::: Entries provided
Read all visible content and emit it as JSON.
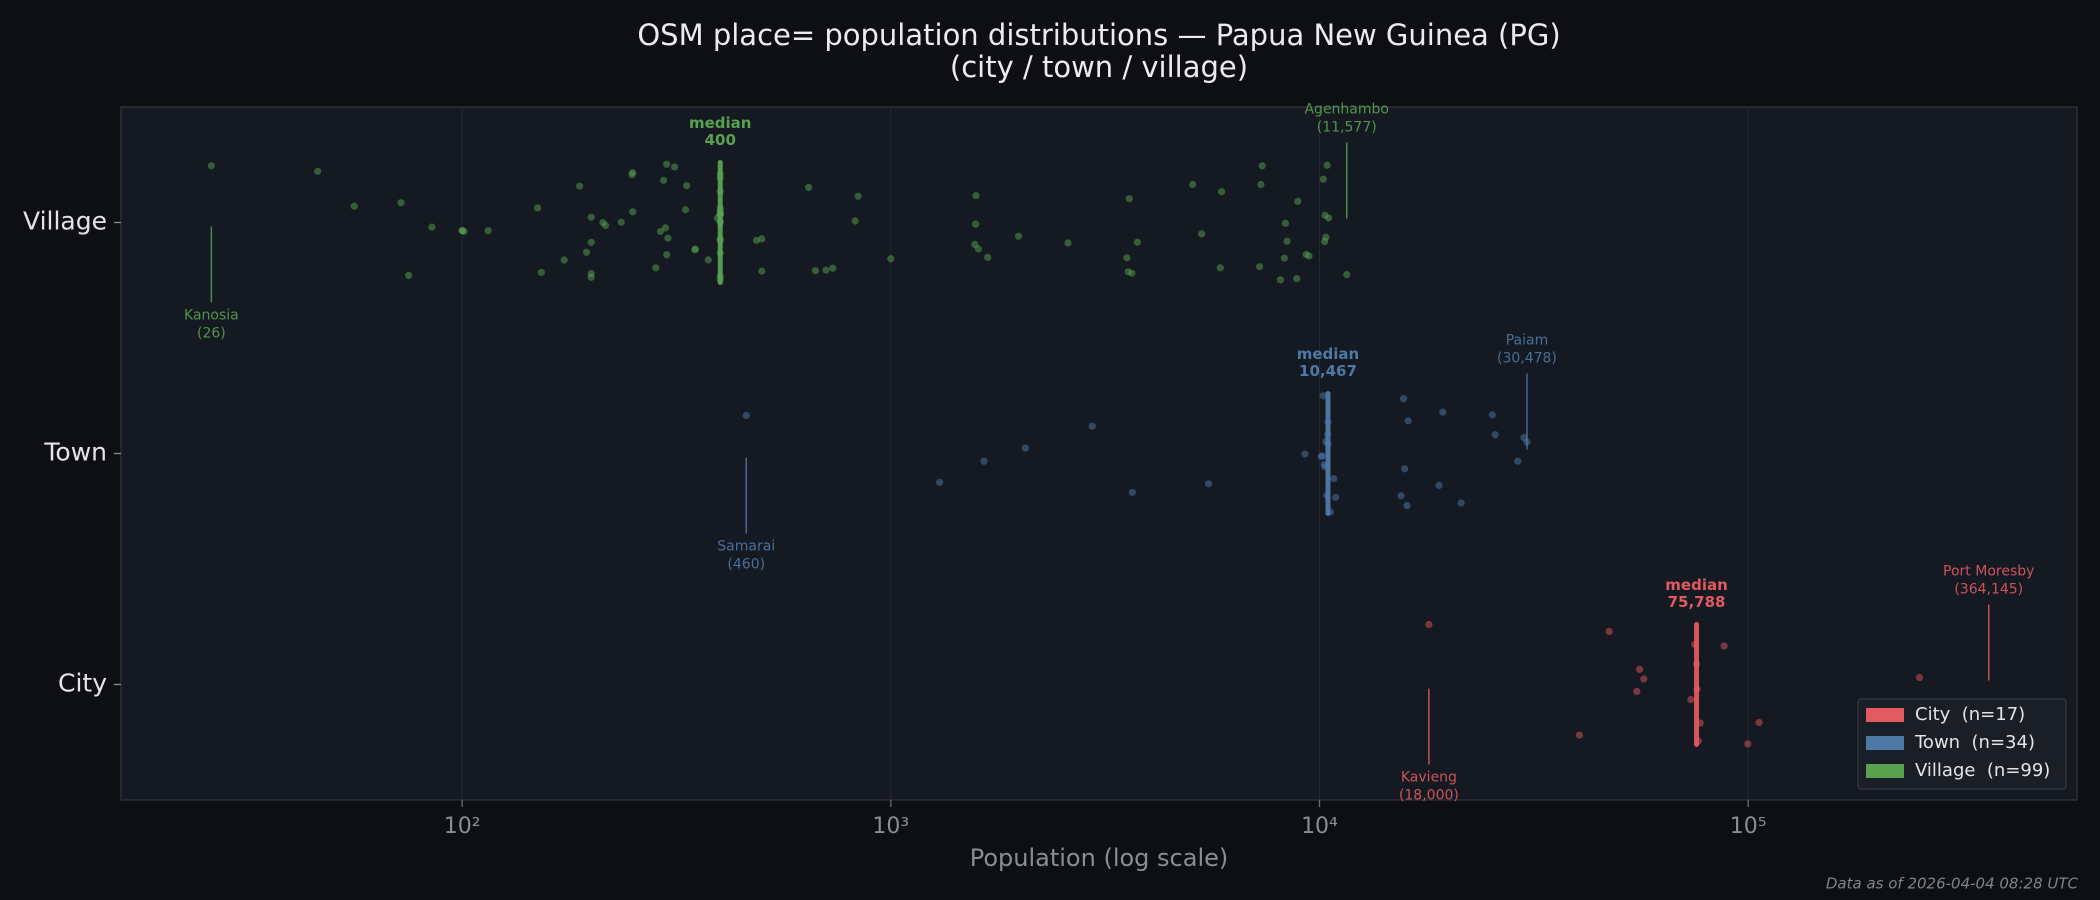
{
  "chart_data": {
    "type": "strip",
    "title": "OSM place= population distributions — Papua New Guinea (PG)",
    "subtitle": "(city / town / village)",
    "x_label": "Population (log scale)",
    "footnote": "Data as of 2026-04-04 08:28 UTC",
    "xscale": "log",
    "xlim": [
      16,
      585000
    ],
    "xticks": [
      {
        "value": 100,
        "label": "10²"
      },
      {
        "value": 1000,
        "label": "10³"
      },
      {
        "value": 10000,
        "label": "10⁴"
      },
      {
        "value": 100000,
        "label": "10⁵"
      }
    ],
    "grid": true,
    "legend": "lower right",
    "categories": [
      "City",
      "Town",
      "Village"
    ],
    "series": [
      {
        "name": "City  (n=17)",
        "color": "#e05a5f",
        "values": [
          18000,
          40400,
          47400,
          55000,
          55800,
          57100,
          73500,
          75000,
          75788,
          76000,
          76500,
          77300,
          87900,
          99800,
          106000,
          251000,
          364145
        ],
        "median": {
          "label": "median",
          "value": 75788,
          "value_label": "75,788"
        },
        "annotations": [
          {
            "label": "Kavieng",
            "value": 18000,
            "value_label": "(18,000)",
            "position": "below"
          },
          {
            "label": "Port Moresby",
            "value": 364145,
            "value_label": "(364,145)",
            "position": "above"
          }
        ]
      },
      {
        "name": "Town  (n=34)",
        "color": "#4e79a7",
        "values": [
          460,
          1300,
          1650,
          2060,
          2950,
          3660,
          5510,
          9250,
          10100,
          10150,
          10200,
          10250,
          10300,
          10350,
          10400,
          10450,
          10467,
          10467,
          10600,
          10800,
          10900,
          15500,
          15700,
          15800,
          16000,
          16100,
          19000,
          19400,
          21400,
          25300,
          25700,
          29000,
          30000,
          30478
        ],
        "median": {
          "label": "median",
          "value": 10467,
          "value_label": "10,467"
        },
        "annotations": [
          {
            "label": "Samarai",
            "value": 460,
            "value_label": "(460)",
            "position": "below"
          },
          {
            "label": "Paiam",
            "value": 30478,
            "value_label": "(30,478)",
            "position": "above"
          }
        ]
      },
      {
        "name": "Village  (n=99)",
        "color": "#59a14f",
        "values": [
          26,
          46,
          56,
          72,
          75,
          85,
          100,
          100,
          101,
          115,
          150,
          153,
          173,
          188,
          195,
          200,
          200,
          200,
          200,
          213,
          216,
          235,
          249,
          250,
          250,
          283,
          290,
          295,
          298,
          300,
          300,
          302,
          313,
          332,
          334,
          349,
          350,
          375,
          394,
          400,
          400,
          400,
          400,
          400,
          400,
          400,
          400,
          400,
          400,
          400,
          400,
          400,
          400,
          400,
          400,
          486,
          500,
          500,
          643,
          667,
          706,
          732,
          826,
          839,
          1000,
          1570,
          1577,
          1580,
          1600,
          1683,
          1986,
          2590,
          3554,
          3580,
          3600,
          3650,
          3760,
          5060,
          5310,
          5870,
          5910,
          7250,
          7300,
          7350,
          8110,
          8280,
          8330,
          8400,
          8850,
          8900,
          9310,
          9450,
          10210,
          10280,
          10300,
          10350,
          10420,
          10500,
          11577
        ],
        "median": {
          "label": "median",
          "value": 400,
          "value_label": "400"
        },
        "annotations": [
          {
            "label": "Kanosia",
            "value": 26,
            "value_label": "(26)",
            "position": "below"
          },
          {
            "label": "Agenhambo",
            "value": 11577,
            "value_label": "(11,577)",
            "position": "above"
          }
        ]
      }
    ]
  }
}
::::::
__The request__.
Quote the data above in full and without alteration; skip the pictures.

__Full answer__.
Read all visible content and emit it as JSON.
{
  "chart_data": {
    "type": "strip",
    "title": "OSM place= population distributions — Papua New Guinea (PG)",
    "subtitle": "(city / town / village)",
    "x_label": "Population (log scale)",
    "footnote": "Data as of 2026-04-04 08:28 UTC",
    "xscale": "log",
    "xlim": [
      16,
      585000
    ],
    "xticks": [
      {
        "value": 100,
        "label": "10²"
      },
      {
        "value": 1000,
        "label": "10³"
      },
      {
        "value": 10000,
        "label": "10⁴"
      },
      {
        "value": 100000,
        "label": "10⁵"
      }
    ],
    "grid": true,
    "legend": "lower right",
    "categories": [
      "City",
      "Town",
      "Village"
    ],
    "series": [
      {
        "name": "City  (n=17)",
        "color": "#e05a5f",
        "values": [
          18000,
          40400,
          47400,
          55000,
          55800,
          57100,
          73500,
          75000,
          75788,
          76000,
          76500,
          77300,
          87900,
          99800,
          106000,
          251000,
          364145
        ],
        "median": {
          "label": "median",
          "value": 75788,
          "value_label": "75,788"
        },
        "annotations": [
          {
            "label": "Kavieng",
            "value": 18000,
            "value_label": "(18,000)",
            "position": "below"
          },
          {
            "label": "Port Moresby",
            "value": 364145,
            "value_label": "(364,145)",
            "position": "above"
          }
        ]
      },
      {
        "name": "Town  (n=34)",
        "color": "#4e79a7",
        "values": [
          460,
          1300,
          1650,
          2060,
          2950,
          3660,
          5510,
          9250,
          10100,
          10150,
          10200,
          10250,
          10300,
          10350,
          10400,
          10450,
          10467,
          10467,
          10600,
          10800,
          10900,
          15500,
          15700,
          15800,
          16000,
          16100,
          19000,
          19400,
          21400,
          25300,
          25700,
          29000,
          30000,
          30478
        ],
        "median": {
          "label": "median",
          "value": 10467,
          "value_label": "10,467"
        },
        "annotations": [
          {
            "label": "Samarai",
            "value": 460,
            "value_label": "(460)",
            "position": "below"
          },
          {
            "label": "Paiam",
            "value": 30478,
            "value_label": "(30,478)",
            "position": "above"
          }
        ]
      },
      {
        "name": "Village  (n=99)",
        "color": "#59a14f",
        "values": [
          26,
          46,
          56,
          72,
          75,
          85,
          100,
          100,
          101,
          115,
          150,
          153,
          173,
          188,
          195,
          200,
          200,
          200,
          200,
          213,
          216,
          235,
          249,
          250,
          250,
          283,
          290,
          295,
          298,
          300,
          300,
          302,
          313,
          332,
          334,
          349,
          350,
          375,
          394,
          400,
          400,
          400,
          400,
          400,
          400,
          400,
          400,
          400,
          400,
          400,
          400,
          400,
          400,
          400,
          400,
          486,
          500,
          500,
          643,
          667,
          706,
          732,
          826,
          839,
          1000,
          1570,
          1577,
          1580,
          1600,
          1683,
          1986,
          2590,
          3554,
          3580,
          3600,
          3650,
          3760,
          5060,
          5310,
          5870,
          5910,
          7250,
          7300,
          7350,
          8110,
          8280,
          8330,
          8400,
          8850,
          8900,
          9310,
          9450,
          10210,
          10280,
          10300,
          10350,
          10420,
          10500,
          11577
        ],
        "median": {
          "label": "median",
          "value": 400,
          "value_label": "400"
        },
        "annotations": [
          {
            "label": "Kanosia",
            "value": 26,
            "value_label": "(26)",
            "position": "below"
          },
          {
            "label": "Agenhambo",
            "value": 11577,
            "value_label": "(11,577)",
            "position": "above"
          }
        ]
      }
    ]
  }
}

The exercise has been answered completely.